··· DATA FOR THIS TASK ···

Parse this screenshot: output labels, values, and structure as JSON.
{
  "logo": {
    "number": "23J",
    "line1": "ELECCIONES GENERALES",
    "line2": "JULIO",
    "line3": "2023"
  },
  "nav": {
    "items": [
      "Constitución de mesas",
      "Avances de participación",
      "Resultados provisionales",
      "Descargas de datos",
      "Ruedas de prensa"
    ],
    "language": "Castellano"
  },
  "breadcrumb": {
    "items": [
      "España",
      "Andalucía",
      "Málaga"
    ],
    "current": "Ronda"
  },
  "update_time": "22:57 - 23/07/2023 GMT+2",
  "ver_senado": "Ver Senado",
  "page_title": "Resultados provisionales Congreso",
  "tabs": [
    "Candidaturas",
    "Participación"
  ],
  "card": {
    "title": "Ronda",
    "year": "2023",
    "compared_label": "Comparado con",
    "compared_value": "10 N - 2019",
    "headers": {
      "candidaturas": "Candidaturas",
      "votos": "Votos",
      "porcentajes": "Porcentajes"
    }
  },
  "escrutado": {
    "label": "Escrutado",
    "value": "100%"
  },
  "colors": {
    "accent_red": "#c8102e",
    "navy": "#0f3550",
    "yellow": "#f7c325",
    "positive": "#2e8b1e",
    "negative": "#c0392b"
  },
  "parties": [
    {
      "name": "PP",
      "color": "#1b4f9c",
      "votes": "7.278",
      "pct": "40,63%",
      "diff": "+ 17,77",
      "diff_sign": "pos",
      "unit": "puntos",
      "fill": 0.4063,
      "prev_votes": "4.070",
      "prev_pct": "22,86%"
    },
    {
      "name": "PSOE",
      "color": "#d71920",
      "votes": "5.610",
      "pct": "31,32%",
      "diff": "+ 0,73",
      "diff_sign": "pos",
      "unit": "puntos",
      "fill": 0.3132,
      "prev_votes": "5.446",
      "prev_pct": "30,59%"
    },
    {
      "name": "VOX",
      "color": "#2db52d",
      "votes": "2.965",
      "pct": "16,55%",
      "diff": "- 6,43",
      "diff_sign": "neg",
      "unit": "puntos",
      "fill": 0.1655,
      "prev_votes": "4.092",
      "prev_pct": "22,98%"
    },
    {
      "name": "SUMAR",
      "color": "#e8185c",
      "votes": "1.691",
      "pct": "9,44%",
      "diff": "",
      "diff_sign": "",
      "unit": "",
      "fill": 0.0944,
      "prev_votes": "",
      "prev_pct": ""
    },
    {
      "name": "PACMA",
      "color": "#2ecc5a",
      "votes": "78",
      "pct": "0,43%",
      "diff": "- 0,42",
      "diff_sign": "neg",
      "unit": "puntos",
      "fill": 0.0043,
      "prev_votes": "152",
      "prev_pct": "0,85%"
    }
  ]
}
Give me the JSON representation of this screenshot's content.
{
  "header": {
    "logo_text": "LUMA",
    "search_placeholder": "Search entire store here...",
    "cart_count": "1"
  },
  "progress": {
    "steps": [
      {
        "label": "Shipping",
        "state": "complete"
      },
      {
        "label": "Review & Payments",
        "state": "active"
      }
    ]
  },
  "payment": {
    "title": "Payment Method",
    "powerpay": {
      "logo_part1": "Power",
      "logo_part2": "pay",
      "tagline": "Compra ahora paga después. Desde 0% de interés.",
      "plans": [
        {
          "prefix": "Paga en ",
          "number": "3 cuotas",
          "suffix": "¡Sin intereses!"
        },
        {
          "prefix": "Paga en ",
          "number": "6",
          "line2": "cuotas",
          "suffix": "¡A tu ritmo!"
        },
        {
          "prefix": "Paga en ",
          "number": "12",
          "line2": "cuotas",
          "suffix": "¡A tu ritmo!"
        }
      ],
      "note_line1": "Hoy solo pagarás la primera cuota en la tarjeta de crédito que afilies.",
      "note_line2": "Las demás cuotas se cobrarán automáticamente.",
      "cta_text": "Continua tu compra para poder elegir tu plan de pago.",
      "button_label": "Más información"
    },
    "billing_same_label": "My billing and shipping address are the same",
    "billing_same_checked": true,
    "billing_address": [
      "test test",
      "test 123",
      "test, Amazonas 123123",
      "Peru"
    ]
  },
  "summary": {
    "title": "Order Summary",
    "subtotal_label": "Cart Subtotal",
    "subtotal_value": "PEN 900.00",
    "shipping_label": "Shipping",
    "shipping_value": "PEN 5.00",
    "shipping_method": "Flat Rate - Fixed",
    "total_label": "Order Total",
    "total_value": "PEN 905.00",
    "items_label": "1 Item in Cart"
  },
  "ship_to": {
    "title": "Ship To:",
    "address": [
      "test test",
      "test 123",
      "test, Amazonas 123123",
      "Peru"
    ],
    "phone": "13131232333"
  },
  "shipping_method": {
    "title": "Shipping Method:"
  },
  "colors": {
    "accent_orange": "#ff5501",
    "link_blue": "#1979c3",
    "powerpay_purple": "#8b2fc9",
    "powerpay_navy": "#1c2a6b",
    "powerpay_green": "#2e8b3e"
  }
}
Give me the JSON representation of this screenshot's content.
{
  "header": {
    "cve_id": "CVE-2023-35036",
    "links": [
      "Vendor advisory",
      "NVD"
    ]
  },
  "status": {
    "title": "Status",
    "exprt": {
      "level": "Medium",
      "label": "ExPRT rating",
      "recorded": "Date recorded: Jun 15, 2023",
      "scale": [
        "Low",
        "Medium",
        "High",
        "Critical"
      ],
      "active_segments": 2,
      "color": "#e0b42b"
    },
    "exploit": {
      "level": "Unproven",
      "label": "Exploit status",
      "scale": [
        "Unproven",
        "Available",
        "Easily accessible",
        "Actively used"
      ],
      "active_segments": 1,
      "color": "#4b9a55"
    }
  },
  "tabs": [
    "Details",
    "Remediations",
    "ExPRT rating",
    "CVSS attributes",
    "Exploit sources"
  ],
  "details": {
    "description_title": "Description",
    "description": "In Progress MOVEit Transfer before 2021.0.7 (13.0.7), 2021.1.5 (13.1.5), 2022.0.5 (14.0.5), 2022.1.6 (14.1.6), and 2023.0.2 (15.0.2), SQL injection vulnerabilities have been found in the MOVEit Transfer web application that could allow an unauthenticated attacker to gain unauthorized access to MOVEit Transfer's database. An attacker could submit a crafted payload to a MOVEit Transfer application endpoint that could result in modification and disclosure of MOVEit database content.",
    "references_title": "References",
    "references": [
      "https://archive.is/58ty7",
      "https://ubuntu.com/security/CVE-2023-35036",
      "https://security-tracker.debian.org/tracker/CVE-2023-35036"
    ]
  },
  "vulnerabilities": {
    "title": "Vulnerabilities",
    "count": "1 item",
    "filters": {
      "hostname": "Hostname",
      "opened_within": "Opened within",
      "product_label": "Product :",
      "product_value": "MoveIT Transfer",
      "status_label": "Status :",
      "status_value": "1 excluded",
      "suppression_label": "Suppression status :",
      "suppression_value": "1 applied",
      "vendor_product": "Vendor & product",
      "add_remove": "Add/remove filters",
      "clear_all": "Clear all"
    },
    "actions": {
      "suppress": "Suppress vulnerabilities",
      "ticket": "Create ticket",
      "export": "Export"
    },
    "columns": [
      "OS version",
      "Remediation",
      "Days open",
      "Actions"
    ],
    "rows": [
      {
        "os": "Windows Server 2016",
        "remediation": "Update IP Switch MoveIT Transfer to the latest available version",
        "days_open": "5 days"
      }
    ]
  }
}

···

Each line above is to be repeated exactly.

Parse this screenshot: output labels, values, and structure as JSON.
{
  "logo": {
    "number": "23J",
    "line1": "ELECCIONES GENERALES",
    "line2": "JULIO",
    "line3": "2023"
  },
  "nav": {
    "items": [
      "Constitución de mesas",
      "Avances de participación",
      "Resultados provisionales",
      "Descargas de datos",
      "Ruedas de prensa"
    ],
    "language": "Castellano"
  },
  "breadcrumb": {
    "items": [
      "España",
      "Andalucía",
      "Málaga"
    ],
    "current": "Ronda"
  },
  "update_time": "22:57 - 23/07/2023 GMT+2",
  "ver_senado": "Ver Senado",
  "page_title": "Resultados provisionales Congreso",
  "tabs": [
    "Candidaturas",
    "Participación"
  ],
  "card": {
    "title": "Ronda",
    "year": "2023",
    "compared_label": "Comparado con",
    "compared_value": "10 N - 2019",
    "headers": {
      "candidaturas": "Candidaturas",
      "votos": "Votos",
      "porcentajes": "Porcentajes"
    }
  },
  "escrutado": {
    "label": "Escrutado",
    "value": "100%"
  },
  "colors": {
    "accent_red": "#c8102e",
    "navy": "#0f3550",
    "yellow": "#f7c325",
    "positive": "#2e8b1e",
    "negative": "#c0392b"
  },
  "parties": [
    {
      "name": "PP",
      "color": "#1b4f9c",
      "votes": "7.278",
      "pct": "40,63%",
      "diff": "+ 17,77",
      "diff_sign": "pos",
      "unit": "puntos",
      "fill": 0.4063,
      "prev_votes": "4.070",
      "prev_pct": "22,86%"
    },
    {
      "name": "PSOE",
      "color": "#d71920",
      "votes": "5.610",
      "pct": "31,32%",
      "diff": "+ 0,73",
      "diff_sign": "pos",
      "unit": "puntos",
      "fill": 0.3132,
      "prev_votes": "5.446",
      "prev_pct": "30,59%"
    },
    {
      "name": "VOX",
      "color": "#2db52d",
      "votes": "2.965",
      "pct": "16,55%",
      "diff": "- 6,43",
      "diff_sign": "neg",
      "unit": "puntos",
      "fill": 0.1655,
      "prev_votes": "4.092",
      "prev_pct": "22,98%"
    },
    {
      "name": "SUMAR",
      "color": "#e8185c",
      "votes": "1.691",
      "pct": "9,44%",
      "diff": "",
      "diff_sign": "",
      "unit": "",
      "fill": 0.0944,
      "prev_votes": "",
      "prev_pct": ""
    },
    {
      "name": "PACMA",
      "color": "#2ecc5a",
      "votes": "78",
      "pct": "0,43%",
      "diff": "- 0,42",
      "diff_sign": "neg",
      "unit": "puntos",
      "fill": 0.0043,
      "prev_votes": "152",
      "prev_pct": "0,85%"
    }
  ]
}
Give me the JSON representation of this screenshot's content.
{
  "header": {
    "logo_text": "LUMA",
    "search_placeholder": "Search entire store here...",
    "cart_count": "1"
  },
  "progress": {
    "steps": [
      {
        "label": "Shipping",
        "state": "complete"
      },
      {
        "label": "Review & Payments",
        "state": "active"
      }
    ]
  },
  "payment": {
    "title": "Payment Method",
    "powerpay": {
      "logo_part1": "Power",
      "logo_part2": "pay",
      "tagline": "Compra ahora paga después. Desde 0% de interés.",
      "plans": [
        {
          "prefix": "Paga en ",
          "number": "3 cuotas",
          "suffix": "¡Sin intereses!"
        },
        {
          "prefix": "Paga en ",
          "number": "6",
          "line2": "cuotas",
          "suffix": "¡A tu ritmo!"
        },
        {
          "prefix": "Paga en ",
          "number": "12",
          "line2": "cuotas",
          "suffix": "¡A tu ritmo!"
        }
      ],
      "note_line1": "Hoy solo pagarás la primera cuota en la tarjeta de crédito que afilies.",
      "note_line2": "Las demás cuotas se cobrarán automáticamente.",
      "cta_text": "Continua tu compra para poder elegir tu plan de pago.",
      "button_label": "Más información"
    },
    "billing_same_label": "My billing and shipping address are the same",
    "billing_same_checked": true,
    "billing_address": [
      "test test",
      "test 123",
      "test, Amazonas 123123",
      "Peru"
    ]
  },
  "summary": {
    "title": "Order Summary",
    "subtotal_label": "Cart Subtotal",
    "subtotal_value": "PEN 900.00",
    "shipping_label": "Shipping",
    "shipping_value": "PEN 5.00",
    "shipping_method": "Flat Rate - Fixed",
    "total_label": "Order Total",
    "total_value": "PEN 905.00",
    "items_label": "1 Item in Cart"
  },
  "ship_to": {
    "title": "Ship To:",
    "address": [
      "test test",
      "test 123",
      "test, Amazonas 123123",
      "Peru"
    ],
    "phone": "13131232333"
  },
  "shipping_method": {
    "title": "Shipping Method:"
  },
  "colors": {
    "accent_orange": "#ff5501",
    "link_blue": "#1979c3",
    "powerpay_purple": "#8b2fc9",
    "powerpay_navy": "#1c2a6b",
    "powerpay_green": "#2e8b3e"
  }
}
Give me the JSON representation of this screenshot's content.
{
  "header": {
    "cve_id": "CVE-2023-35036",
    "links": [
      "Vendor advisory",
      "NVD"
    ]
  },
  "status": {
    "title": "Status",
    "exprt": {
      "level": "Medium",
      "label": "ExPRT rating",
      "recorded": "Date recorded: Jun 15, 2023",
      "scale": [
        "Low",
        "Medium",
        "High",
        "Critical"
      ],
      "active_segments": 2,
      "color": "#e0b42b"
    },
    "exploit": {
      "level": "Unproven",
      "label": "Exploit status",
      "scale": [
        "Unproven",
        "Available",
        "Easily accessible",
        "Actively used"
      ],
      "active_segments": 1,
      "color": "#4b9a55"
    }
  },
  "tabs": [
    "Details",
    "Remediations",
    "ExPRT rating",
    "CVSS attributes",
    "Exploit sources"
  ],
  "details": {
    "description_title": "Description",
    "description": "In Progress MOVEit Transfer before 2021.0.7 (13.0.7), 2021.1.5 (13.1.5), 2022.0.5 (14.0.5), 2022.1.6 (14.1.6), and 2023.0.2 (15.0.2), SQL injection vulnerabilities have been found in the MOVEit Transfer web application that could allow an unauthenticated attacker to gain unauthorized access to MOVEit Transfer's database. An attacker could submit a crafted payload to a MOVEit Transfer application endpoint that could result in modification and disclosure of MOVEit database content.",
    "references_title": "References",
    "references": [
      "https://archive.is/58ty7",
      "https://ubuntu.com/security/CVE-2023-35036",
      "https://security-tracker.debian.org/tracker/CVE-2023-35036"
    ]
  },
  "vulnerabilities": {
    "title": "Vulnerabilities",
    "count": "1 item",
    "filters": {
      "hostname": "Hostname",
      "opened_within": "Opened within",
      "product_label": "Product :",
      "product_value": "MoveIT Transfer",
      "status_label": "Status :",
      "status_value": "1 excluded",
      "suppression_label": "Suppression status :",
      "suppression_value": "1 applied",
      "vendor_product": "Vendor & product",
      "add_remove": "Add/remove filters",
      "clear_all": "Clear all"
    },
    "actions": {
      "suppress": "Suppress vulnerabilities",
      "ticket": "Create ticket",
      "export": "Export"
    },
    "columns": [
      "OS version",
      "Remediation",
      "Days open",
      "Actions"
    ],
    "rows": [
      {
        "os": "Windows Server 2016",
        "remediation": "Update IP Switch MoveIT Transfer to the latest available version",
        "days_open": "5 days"
      }
    ]
  }
}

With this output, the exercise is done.